Exercise materials:
* * * * * * * * *
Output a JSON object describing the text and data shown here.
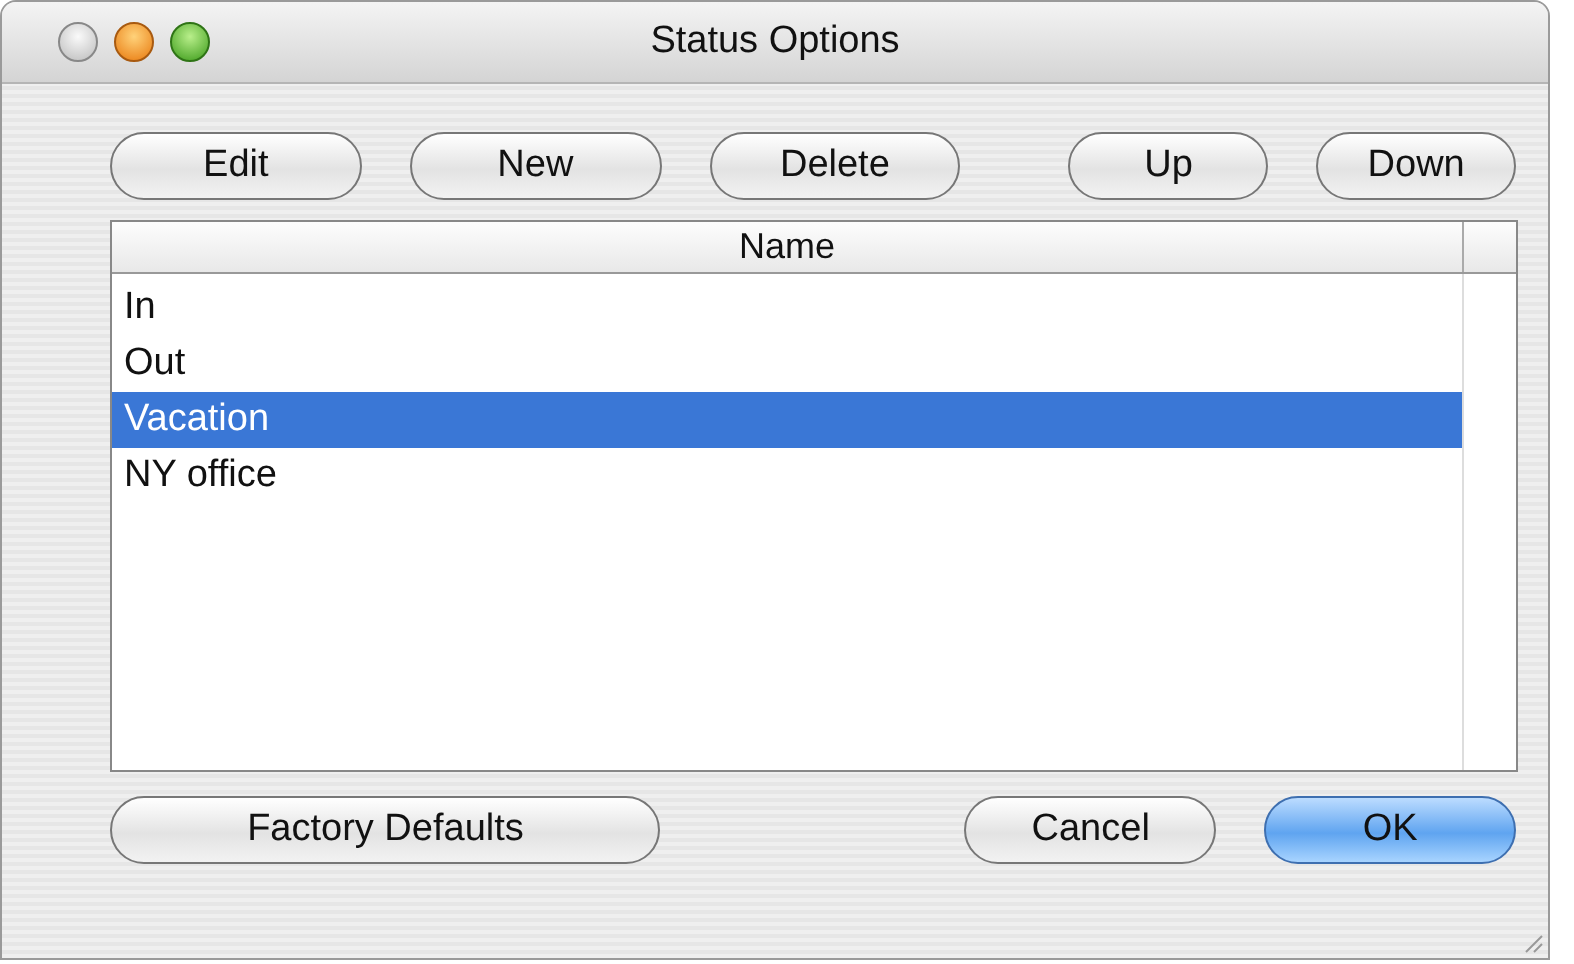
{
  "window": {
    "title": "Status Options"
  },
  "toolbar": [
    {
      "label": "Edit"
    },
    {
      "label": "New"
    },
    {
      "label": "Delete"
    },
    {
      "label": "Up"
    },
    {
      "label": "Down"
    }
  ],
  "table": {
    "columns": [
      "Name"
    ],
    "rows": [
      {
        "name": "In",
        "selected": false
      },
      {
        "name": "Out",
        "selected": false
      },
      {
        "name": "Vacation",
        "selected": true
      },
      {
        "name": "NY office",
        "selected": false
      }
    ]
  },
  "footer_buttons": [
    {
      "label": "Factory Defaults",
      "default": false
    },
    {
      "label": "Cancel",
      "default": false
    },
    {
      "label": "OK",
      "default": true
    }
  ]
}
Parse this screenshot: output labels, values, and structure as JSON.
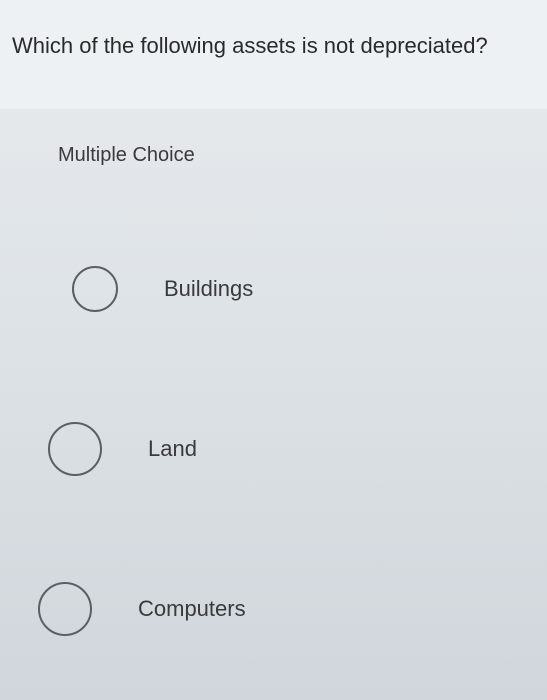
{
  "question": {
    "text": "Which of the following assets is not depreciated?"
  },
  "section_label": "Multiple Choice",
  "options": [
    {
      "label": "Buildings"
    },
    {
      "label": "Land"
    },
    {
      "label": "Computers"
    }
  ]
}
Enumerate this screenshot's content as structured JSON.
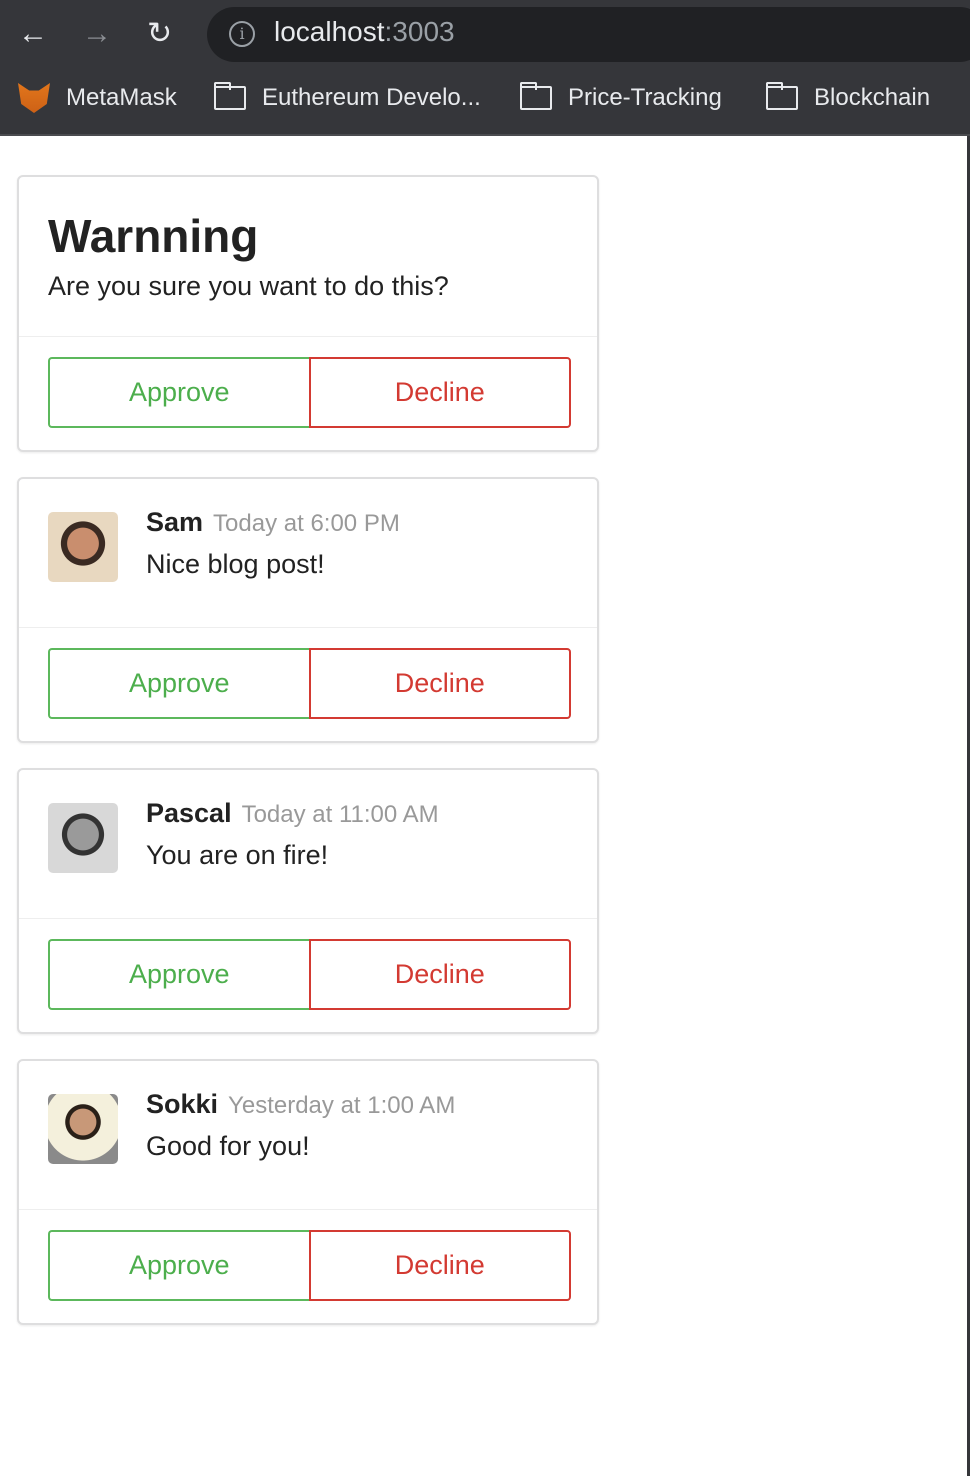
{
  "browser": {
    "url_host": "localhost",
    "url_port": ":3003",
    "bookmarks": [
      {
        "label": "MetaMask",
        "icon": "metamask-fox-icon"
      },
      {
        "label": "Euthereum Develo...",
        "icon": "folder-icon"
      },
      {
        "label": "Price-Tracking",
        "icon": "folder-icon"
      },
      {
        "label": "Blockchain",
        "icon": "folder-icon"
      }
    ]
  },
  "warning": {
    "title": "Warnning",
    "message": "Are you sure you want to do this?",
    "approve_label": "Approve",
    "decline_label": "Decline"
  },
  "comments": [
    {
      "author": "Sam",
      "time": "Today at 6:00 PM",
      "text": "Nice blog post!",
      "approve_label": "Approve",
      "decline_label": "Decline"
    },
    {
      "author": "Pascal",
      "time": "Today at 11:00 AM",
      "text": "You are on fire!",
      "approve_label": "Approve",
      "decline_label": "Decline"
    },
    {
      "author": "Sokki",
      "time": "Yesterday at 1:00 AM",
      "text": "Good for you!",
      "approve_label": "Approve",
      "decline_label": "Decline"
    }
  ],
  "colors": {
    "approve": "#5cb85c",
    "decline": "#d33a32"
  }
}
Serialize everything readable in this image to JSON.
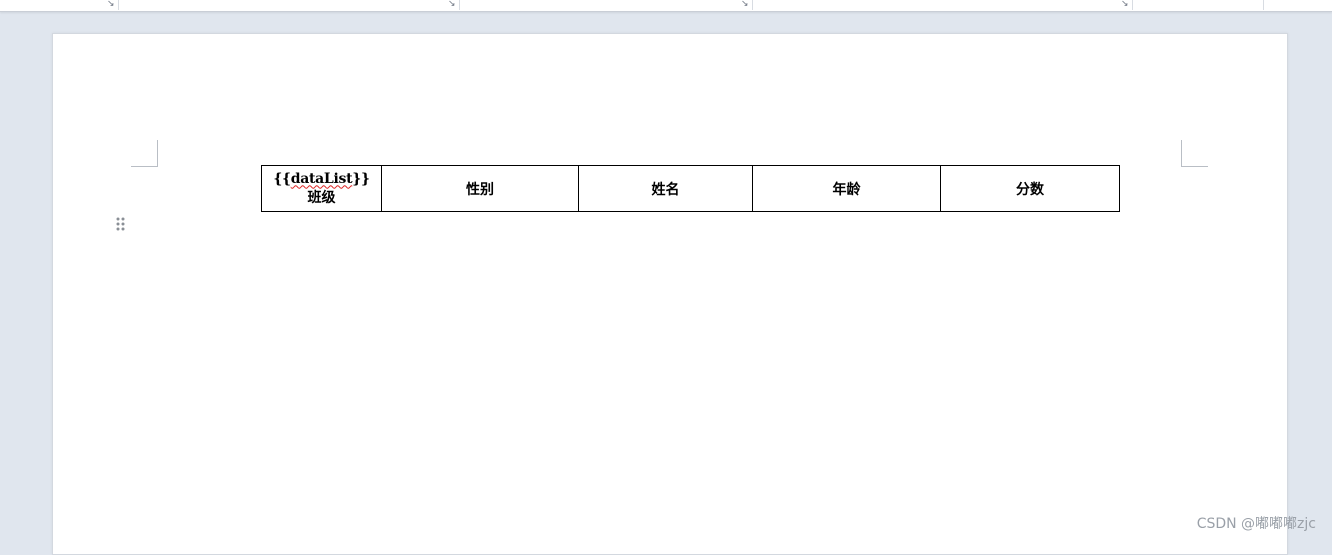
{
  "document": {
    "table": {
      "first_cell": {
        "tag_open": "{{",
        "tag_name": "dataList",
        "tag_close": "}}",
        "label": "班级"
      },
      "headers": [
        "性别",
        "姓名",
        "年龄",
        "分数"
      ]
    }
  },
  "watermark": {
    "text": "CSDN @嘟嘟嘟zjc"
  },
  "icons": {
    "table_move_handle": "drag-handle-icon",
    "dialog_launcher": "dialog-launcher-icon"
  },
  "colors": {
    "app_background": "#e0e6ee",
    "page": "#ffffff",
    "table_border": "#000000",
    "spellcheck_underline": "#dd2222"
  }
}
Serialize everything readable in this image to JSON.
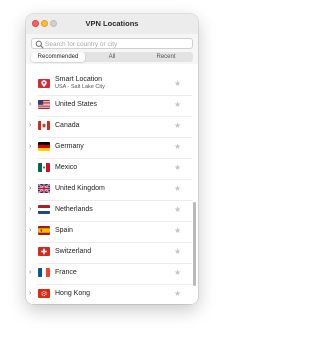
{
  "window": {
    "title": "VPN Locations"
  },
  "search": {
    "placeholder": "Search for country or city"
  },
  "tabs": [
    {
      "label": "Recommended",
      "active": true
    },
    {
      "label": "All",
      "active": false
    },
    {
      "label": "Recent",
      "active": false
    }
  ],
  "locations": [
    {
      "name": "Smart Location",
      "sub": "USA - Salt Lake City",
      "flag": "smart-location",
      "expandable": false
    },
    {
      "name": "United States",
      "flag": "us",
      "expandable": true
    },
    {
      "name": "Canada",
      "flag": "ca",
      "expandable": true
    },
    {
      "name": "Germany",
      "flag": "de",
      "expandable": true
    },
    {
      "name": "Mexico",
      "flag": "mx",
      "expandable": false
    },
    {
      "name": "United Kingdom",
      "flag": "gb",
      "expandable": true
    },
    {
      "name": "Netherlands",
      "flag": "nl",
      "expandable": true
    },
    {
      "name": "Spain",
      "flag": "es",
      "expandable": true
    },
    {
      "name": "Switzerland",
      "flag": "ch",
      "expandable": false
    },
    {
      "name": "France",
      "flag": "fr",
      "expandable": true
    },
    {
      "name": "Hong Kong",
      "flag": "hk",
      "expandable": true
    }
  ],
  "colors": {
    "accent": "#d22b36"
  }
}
* * * * * * * * *
Goal:
From the data above, show each line that contains "JSON".

Task output:
Output a JSON object describing the text and data shown here.
Parse this screenshot: output labels, values, and structure as JSON.
Enumerate this screenshot's content as structured JSON.
Serialize everything readable in this image to JSON.
Serialize everything readable in this image to JSON.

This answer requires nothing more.